• **Exercise**:
Repeat each record below exactly as given.

• **Information shown**:
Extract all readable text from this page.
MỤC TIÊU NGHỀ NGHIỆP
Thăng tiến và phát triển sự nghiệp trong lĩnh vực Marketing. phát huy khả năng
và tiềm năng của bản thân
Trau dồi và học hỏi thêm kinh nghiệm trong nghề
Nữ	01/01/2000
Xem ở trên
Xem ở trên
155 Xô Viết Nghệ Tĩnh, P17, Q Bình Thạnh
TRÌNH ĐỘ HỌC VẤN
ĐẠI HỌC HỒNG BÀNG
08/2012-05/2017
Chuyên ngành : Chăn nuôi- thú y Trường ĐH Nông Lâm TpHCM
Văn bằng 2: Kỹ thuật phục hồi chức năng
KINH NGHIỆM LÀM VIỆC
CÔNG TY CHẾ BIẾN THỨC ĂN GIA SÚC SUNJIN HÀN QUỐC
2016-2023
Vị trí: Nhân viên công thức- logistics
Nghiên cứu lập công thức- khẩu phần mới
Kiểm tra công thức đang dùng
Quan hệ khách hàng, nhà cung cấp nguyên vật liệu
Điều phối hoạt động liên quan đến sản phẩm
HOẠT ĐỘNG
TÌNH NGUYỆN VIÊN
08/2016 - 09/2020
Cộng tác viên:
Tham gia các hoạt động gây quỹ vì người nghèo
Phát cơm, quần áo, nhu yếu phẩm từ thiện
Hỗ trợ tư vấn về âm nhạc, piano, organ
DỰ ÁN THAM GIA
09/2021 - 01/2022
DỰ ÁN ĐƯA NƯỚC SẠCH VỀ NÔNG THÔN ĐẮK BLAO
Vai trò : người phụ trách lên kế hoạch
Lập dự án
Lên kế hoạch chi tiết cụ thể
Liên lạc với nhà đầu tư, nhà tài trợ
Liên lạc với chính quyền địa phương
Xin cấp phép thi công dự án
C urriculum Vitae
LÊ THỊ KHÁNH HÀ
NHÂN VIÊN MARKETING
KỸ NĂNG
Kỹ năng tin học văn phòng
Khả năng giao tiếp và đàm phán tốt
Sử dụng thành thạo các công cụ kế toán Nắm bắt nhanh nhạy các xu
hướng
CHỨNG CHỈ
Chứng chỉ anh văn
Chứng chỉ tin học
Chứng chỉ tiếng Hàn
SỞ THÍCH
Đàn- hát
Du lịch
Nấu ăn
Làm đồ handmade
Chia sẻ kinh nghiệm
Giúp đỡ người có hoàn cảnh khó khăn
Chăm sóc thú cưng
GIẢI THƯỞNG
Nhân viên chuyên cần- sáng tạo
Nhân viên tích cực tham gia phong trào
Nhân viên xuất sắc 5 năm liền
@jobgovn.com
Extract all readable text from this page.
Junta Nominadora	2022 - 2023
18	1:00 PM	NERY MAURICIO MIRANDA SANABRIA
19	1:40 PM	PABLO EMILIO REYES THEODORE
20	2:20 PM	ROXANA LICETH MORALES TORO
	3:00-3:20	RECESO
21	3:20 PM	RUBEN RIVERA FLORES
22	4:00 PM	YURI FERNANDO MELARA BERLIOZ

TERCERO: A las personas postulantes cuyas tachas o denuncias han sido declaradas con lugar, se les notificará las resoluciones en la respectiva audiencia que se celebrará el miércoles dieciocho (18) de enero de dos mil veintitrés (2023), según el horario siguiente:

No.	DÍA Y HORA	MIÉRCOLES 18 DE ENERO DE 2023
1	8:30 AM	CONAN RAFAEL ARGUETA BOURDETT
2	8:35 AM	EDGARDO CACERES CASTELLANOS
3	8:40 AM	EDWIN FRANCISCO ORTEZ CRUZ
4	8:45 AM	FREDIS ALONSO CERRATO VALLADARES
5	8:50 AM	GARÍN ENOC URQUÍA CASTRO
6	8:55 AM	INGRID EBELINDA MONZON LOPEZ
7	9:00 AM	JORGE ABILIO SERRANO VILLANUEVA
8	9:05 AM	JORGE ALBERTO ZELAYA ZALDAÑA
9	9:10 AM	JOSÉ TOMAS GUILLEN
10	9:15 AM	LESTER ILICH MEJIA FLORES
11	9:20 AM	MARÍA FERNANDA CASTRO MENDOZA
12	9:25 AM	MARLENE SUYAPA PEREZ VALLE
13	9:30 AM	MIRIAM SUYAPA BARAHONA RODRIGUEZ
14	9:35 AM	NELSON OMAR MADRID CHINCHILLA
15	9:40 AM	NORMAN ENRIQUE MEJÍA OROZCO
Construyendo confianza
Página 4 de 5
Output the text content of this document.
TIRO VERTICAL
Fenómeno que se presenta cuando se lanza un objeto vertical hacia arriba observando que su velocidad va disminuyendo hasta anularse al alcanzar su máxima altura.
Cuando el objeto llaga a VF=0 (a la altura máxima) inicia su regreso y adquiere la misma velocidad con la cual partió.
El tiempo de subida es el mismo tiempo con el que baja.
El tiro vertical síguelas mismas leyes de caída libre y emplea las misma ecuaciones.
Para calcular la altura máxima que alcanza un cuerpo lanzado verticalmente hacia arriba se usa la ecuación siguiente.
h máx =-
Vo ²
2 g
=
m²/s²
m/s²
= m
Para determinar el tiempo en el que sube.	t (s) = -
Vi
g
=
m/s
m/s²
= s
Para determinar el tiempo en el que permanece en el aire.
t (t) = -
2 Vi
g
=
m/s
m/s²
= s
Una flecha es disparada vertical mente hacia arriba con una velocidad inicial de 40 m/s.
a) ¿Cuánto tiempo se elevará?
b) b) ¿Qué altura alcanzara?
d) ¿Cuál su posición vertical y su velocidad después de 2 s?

• **Task response**:
Extract all readable text from this page.
MỤC TIÊU NGHỀ NGHIỆP
Thăng tiến và phát triển sự nghiệp trong lĩnh vực Marketing. phát huy khả năng
và tiềm năng của bản thân
Trau dồi và học hỏi thêm kinh nghiệm trong nghề
Nữ	01/01/2000
Xem ở trên
Xem ở trên
155 Xô Viết Nghệ Tĩnh, P17, Q Bình Thạnh
TRÌNH ĐỘ HỌC VẤN
ĐẠI HỌC HỒNG BÀNG
08/2012-05/2017
Chuyên ngành : Chăn nuôi- thú y Trường ĐH Nông Lâm TpHCM
Văn bằng 2: Kỹ thuật phục hồi chức năng
KINH NGHIỆM LÀM VIỆC
CÔNG TY CHẾ BIẾN THỨC ĂN GIA SÚC SUNJIN HÀN QUỐC
2016-2023
Vị trí: Nhân viên công thức- logistics
Nghiên cứu lập công thức- khẩu phần mới
Kiểm tra công thức đang dùng
Quan hệ khách hàng, nhà cung cấp nguyên vật liệu
Điều phối hoạt động liên quan đến sản phẩm
HOẠT ĐỘNG
TÌNH NGUYỆN VIÊN
08/2016 - 09/2020
Cộng tác viên:
Tham gia các hoạt động gây quỹ vì người nghèo
Phát cơm, quần áo, nhu yếu phẩm từ thiện
Hỗ trợ tư vấn về âm nhạc, piano, organ
DỰ ÁN THAM GIA
09/2021 - 01/2022
DỰ ÁN ĐƯA NƯỚC SẠCH VỀ NÔNG THÔN ĐẮK BLAO
Vai trò : người phụ trách lên kế hoạch
Lập dự án
Lên kế hoạch chi tiết cụ thể
Liên lạc với nhà đầu tư, nhà tài trợ
Liên lạc với chính quyền địa phương
Xin cấp phép thi công dự án
C urriculum Vitae
LÊ THỊ KHÁNH HÀ
NHÂN VIÊN MARKETING
KỸ NĂNG
Kỹ năng tin học văn phòng
Khả năng giao tiếp và đàm phán tốt
Sử dụng thành thạo các công cụ kế toán Nắm bắt nhanh nhạy các xu
hướng
CHỨNG CHỈ
Chứng chỉ anh văn
Chứng chỉ tin học
Chứng chỉ tiếng Hàn
SỞ THÍCH
Đàn- hát
Du lịch
Nấu ăn
Làm đồ handmade
Chia sẻ kinh nghiệm
Giúp đỡ người có hoàn cảnh khó khăn
Chăm sóc thú cưng
GIẢI THƯỞNG
Nhân viên chuyên cần- sáng tạo
Nhân viên tích cực tham gia phong trào
Nhân viên xuất sắc 5 năm liền
@jobgovn.com
Extract all readable text from this page.
Junta Nominadora	2022 - 2023
18	1:00 PM	NERY MAURICIO MIRANDA SANABRIA
19	1:40 PM	PABLO EMILIO REYES THEODORE
20	2:20 PM	ROXANA LICETH MORALES TORO
	3:00-3:20	RECESO
21	3:20 PM	RUBEN RIVERA FLORES
22	4:00 PM	YURI FERNANDO MELARA BERLIOZ

TERCERO: A las personas postulantes cuyas tachas o denuncias han sido declaradas con lugar, se les notificará las resoluciones en la respectiva audiencia que se celebrará el miércoles dieciocho (18) de enero de dos mil veintitrés (2023), según el horario siguiente:

No.	DÍA Y HORA	MIÉRCOLES 18 DE ENERO DE 2023
1	8:30 AM	CONAN RAFAEL ARGUETA BOURDETT
2	8:35 AM	EDGARDO CACERES CASTELLANOS
3	8:40 AM	EDWIN FRANCISCO ORTEZ CRUZ
4	8:45 AM	FREDIS ALONSO CERRATO VALLADARES
5	8:50 AM	GARÍN ENOC URQUÍA CASTRO
6	8:55 AM	INGRID EBELINDA MONZON LOPEZ
7	9:00 AM	JORGE ABILIO SERRANO VILLANUEVA
8	9:05 AM	JORGE ALBERTO ZELAYA ZALDAÑA
9	9:10 AM	JOSÉ TOMAS GUILLEN
10	9:15 AM	LESTER ILICH MEJIA FLORES
11	9:20 AM	MARÍA FERNANDA CASTRO MENDOZA
12	9:25 AM	MARLENE SUYAPA PEREZ VALLE
13	9:30 AM	MIRIAM SUYAPA BARAHONA RODRIGUEZ
14	9:35 AM	NELSON OMAR MADRID CHINCHILLA
15	9:40 AM	NORMAN ENRIQUE MEJÍA OROZCO
Construyendo confianza
Página 4 de 5
Output the text content of this document.
TIRO VERTICAL
Fenómeno que se presenta cuando se lanza un objeto vertical hacia arriba observando que su velocidad va disminuyendo hasta anularse al alcanzar su máxima altura.
Cuando el objeto llaga a VF=0 (a la altura máxima) inicia su regreso y adquiere la misma velocidad con la cual partió.
El tiempo de subida es el mismo tiempo con el que baja.
El tiro vertical síguelas mismas leyes de caída libre y emplea las misma ecuaciones.
Para calcular la altura máxima que alcanza un cuerpo lanzado verticalmente hacia arriba se usa la ecuación siguiente.
h máx =-
Vo ²
2 g
=
m²/s²
m/s²
= m
Para determinar el tiempo en el que sube.	t (s) = -
Vi
g
=
m/s
m/s²
= s
Para determinar el tiempo en el que permanece en el aire.
t (t) = -
2 Vi
g
=
m/s
m/s²
= s
Una flecha es disparada vertical mente hacia arriba con una velocidad inicial de 40 m/s.
a) ¿Cuánto tiempo se elevará?
b) b) ¿Qué altura alcanzara?
d) ¿Cuál su posición vertical y su velocidad después de 2 s?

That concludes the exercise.